(Stored records)

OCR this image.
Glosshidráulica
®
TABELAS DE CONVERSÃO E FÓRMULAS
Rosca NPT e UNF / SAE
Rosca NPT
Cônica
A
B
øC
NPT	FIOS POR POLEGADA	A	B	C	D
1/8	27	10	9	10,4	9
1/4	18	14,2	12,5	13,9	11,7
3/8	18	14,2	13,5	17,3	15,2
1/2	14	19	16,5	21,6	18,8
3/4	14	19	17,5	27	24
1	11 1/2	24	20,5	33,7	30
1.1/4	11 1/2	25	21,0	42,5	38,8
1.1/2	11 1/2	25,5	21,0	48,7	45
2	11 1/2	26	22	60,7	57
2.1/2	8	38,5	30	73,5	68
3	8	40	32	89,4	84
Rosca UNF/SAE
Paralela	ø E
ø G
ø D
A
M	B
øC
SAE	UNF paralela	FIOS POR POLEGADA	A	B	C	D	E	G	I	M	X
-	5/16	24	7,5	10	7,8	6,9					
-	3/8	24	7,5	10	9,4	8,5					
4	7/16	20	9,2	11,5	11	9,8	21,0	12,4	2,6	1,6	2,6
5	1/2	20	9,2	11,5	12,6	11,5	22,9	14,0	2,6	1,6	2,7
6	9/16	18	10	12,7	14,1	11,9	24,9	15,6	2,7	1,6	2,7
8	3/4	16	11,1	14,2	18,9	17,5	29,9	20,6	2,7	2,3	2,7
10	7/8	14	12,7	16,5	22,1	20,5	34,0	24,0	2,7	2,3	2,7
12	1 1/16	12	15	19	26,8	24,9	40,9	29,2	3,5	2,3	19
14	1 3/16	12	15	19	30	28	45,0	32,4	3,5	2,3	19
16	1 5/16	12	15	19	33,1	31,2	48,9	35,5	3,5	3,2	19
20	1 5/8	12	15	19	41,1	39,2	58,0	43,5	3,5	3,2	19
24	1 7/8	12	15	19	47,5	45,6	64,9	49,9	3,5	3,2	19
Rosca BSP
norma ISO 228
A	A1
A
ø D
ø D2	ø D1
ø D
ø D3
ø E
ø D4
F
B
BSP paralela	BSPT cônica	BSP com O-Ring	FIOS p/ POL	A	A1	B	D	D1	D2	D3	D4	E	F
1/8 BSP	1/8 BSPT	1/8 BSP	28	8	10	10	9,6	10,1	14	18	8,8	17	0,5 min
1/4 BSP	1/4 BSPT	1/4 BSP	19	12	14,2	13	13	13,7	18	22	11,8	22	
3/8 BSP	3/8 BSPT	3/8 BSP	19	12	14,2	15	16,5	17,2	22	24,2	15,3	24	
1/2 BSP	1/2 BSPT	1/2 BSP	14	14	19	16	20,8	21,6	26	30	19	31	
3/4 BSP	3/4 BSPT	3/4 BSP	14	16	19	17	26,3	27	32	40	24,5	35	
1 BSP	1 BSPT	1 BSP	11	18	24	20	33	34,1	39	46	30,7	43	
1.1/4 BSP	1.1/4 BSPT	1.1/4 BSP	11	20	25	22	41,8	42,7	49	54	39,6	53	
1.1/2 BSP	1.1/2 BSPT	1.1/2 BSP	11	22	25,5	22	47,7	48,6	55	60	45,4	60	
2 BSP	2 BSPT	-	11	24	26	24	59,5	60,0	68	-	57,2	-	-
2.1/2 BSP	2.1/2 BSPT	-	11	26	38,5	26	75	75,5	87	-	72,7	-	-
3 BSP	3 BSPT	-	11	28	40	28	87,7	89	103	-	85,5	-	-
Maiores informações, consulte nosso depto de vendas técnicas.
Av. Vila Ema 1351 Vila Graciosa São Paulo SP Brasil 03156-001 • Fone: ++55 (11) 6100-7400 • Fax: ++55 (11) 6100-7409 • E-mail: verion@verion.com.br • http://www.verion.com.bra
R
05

Problem statement: Return every entry verbatim.

Reply to the task:
OCR this image.
Glosshidráulica
®
TABELAS DE CONVERSÃO E FÓRMULAS
Rosca NPT e UNF / SAE
Rosca NPT
Cônica
A
B
øC
NPT	FIOS POR POLEGADA	A	B	C	D
1/8	27	10	9	10,4	9
1/4	18	14,2	12,5	13,9	11,7
3/8	18	14,2	13,5	17,3	15,2
1/2	14	19	16,5	21,6	18,8
3/4	14	19	17,5	27	24
1	11 1/2	24	20,5	33,7	30
1.1/4	11 1/2	25	21,0	42,5	38,8
1.1/2	11 1/2	25,5	21,0	48,7	45
2	11 1/2	26	22	60,7	57
2.1/2	8	38,5	30	73,5	68
3	8	40	32	89,4	84
Rosca UNF/SAE
Paralela	ø E
ø G
ø D
A
M	B
øC
SAE	UNF paralela	FIOS POR POLEGADA	A	B	C	D	E	G	I	M	X
-	5/16	24	7,5	10	7,8	6,9					
-	3/8	24	7,5	10	9,4	8,5					
4	7/16	20	9,2	11,5	11	9,8	21,0	12,4	2,6	1,6	2,6
5	1/2	20	9,2	11,5	12,6	11,5	22,9	14,0	2,6	1,6	2,7
6	9/16	18	10	12,7	14,1	11,9	24,9	15,6	2,7	1,6	2,7
8	3/4	16	11,1	14,2	18,9	17,5	29,9	20,6	2,7	2,3	2,7
10	7/8	14	12,7	16,5	22,1	20,5	34,0	24,0	2,7	2,3	2,7
12	1 1/16	12	15	19	26,8	24,9	40,9	29,2	3,5	2,3	19
14	1 3/16	12	15	19	30	28	45,0	32,4	3,5	2,3	19
16	1 5/16	12	15	19	33,1	31,2	48,9	35,5	3,5	3,2	19
20	1 5/8	12	15	19	41,1	39,2	58,0	43,5	3,5	3,2	19
24	1 7/8	12	15	19	47,5	45,6	64,9	49,9	3,5	3,2	19
Rosca BSP
norma ISO 228
A	A1
A
ø D
ø D2	ø D1
ø D
ø D3
ø E
ø D4
F
B
BSP paralela	BSPT cônica	BSP com O-Ring	FIOS p/ POL	A	A1	B	D	D1	D2	D3	D4	E	F
1/8 BSP	1/8 BSPT	1/8 BSP	28	8	10	10	9,6	10,1	14	18	8,8	17	0,5 min
1/4 BSP	1/4 BSPT	1/4 BSP	19	12	14,2	13	13	13,7	18	22	11,8	22	
3/8 BSP	3/8 BSPT	3/8 BSP	19	12	14,2	15	16,5	17,2	22	24,2	15,3	24	
1/2 BSP	1/2 BSPT	1/2 BSP	14	14	19	16	20,8	21,6	26	30	19	31	
3/4 BSP	3/4 BSPT	3/4 BSP	14	16	19	17	26,3	27	32	40	24,5	35	
1 BSP	1 BSPT	1 BSP	11	18	24	20	33	34,1	39	46	30,7	43	
1.1/4 BSP	1.1/4 BSPT	1.1/4 BSP	11	20	25	22	41,8	42,7	49	54	39,6	53	
1.1/2 BSP	1.1/2 BSPT	1.1/2 BSP	11	22	25,5	22	47,7	48,6	55	60	45,4	60	
2 BSP	2 BSPT	-	11	24	26	24	59,5	60,0	68	-	57,2	-	-
2.1/2 BSP	2.1/2 BSPT	-	11	26	38,5	26	75	75,5	87	-	72,7	-	-
3 BSP	3 BSPT	-	11	28	40	28	87,7	89	103	-	85,5	-	-
Maiores informações, consulte nosso depto de vendas técnicas.
Av. Vila Ema 1351 Vila Graciosa São Paulo SP Brasil 03156-001 • Fone: ++55 (11) 6100-7400 • Fax: ++55 (11) 6100-7409 • E-mail: verion@verion.com.br • http://www.verion.com.bra
R
05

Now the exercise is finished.